DATA FOR THE TASK –
··········

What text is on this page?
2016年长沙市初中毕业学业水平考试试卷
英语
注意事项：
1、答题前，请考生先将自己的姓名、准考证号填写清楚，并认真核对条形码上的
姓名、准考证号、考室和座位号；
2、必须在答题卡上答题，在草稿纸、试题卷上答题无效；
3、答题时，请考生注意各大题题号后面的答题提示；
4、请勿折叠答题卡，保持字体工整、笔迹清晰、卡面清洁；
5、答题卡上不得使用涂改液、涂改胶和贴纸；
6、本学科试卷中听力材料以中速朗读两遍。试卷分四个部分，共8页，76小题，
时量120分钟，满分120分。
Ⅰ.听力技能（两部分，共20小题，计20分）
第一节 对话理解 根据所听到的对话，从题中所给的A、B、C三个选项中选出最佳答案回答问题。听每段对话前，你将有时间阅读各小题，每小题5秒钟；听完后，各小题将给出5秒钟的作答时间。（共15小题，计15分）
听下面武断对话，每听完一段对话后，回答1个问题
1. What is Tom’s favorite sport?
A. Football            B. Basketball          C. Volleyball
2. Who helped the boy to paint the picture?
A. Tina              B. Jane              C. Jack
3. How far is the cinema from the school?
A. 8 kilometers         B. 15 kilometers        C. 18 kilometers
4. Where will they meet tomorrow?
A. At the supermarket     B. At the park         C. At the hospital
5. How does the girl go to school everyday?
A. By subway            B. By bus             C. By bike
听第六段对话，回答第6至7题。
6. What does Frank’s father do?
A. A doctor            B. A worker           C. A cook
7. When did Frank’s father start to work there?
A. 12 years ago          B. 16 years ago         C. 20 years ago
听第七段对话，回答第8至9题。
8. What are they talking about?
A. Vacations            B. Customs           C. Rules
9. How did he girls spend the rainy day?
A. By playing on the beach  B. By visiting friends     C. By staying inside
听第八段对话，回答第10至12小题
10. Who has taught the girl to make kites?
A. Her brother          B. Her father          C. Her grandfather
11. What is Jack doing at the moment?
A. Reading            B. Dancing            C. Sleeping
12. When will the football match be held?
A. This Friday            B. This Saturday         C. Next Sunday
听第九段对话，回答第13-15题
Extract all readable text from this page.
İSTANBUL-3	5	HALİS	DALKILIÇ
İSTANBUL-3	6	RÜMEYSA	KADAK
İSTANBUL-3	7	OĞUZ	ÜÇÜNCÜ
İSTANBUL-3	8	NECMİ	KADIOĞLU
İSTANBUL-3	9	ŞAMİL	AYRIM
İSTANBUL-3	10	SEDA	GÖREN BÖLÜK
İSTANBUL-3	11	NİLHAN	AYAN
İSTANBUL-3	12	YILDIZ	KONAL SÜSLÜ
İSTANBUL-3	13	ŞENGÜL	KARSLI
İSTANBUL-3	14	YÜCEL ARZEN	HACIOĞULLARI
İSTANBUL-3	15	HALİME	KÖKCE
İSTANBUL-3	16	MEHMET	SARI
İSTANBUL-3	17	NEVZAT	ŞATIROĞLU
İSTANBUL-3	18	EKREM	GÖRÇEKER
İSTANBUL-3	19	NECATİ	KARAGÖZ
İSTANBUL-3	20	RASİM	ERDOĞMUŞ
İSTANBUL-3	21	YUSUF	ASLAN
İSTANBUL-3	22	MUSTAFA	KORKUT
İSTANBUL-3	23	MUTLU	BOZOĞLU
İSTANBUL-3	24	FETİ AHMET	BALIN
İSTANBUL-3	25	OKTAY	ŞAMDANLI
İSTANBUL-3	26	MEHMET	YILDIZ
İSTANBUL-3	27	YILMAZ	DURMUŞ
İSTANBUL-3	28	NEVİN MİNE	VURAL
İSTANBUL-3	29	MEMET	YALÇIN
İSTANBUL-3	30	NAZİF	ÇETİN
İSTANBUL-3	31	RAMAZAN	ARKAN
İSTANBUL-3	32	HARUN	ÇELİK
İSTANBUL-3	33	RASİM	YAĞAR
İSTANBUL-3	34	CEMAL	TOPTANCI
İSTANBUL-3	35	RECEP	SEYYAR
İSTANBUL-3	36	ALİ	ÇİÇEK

··········

GIVEN PROBLEM – In how many lines does the word "text" appear? Respond with the number alone.

TASK RESPONSE – 2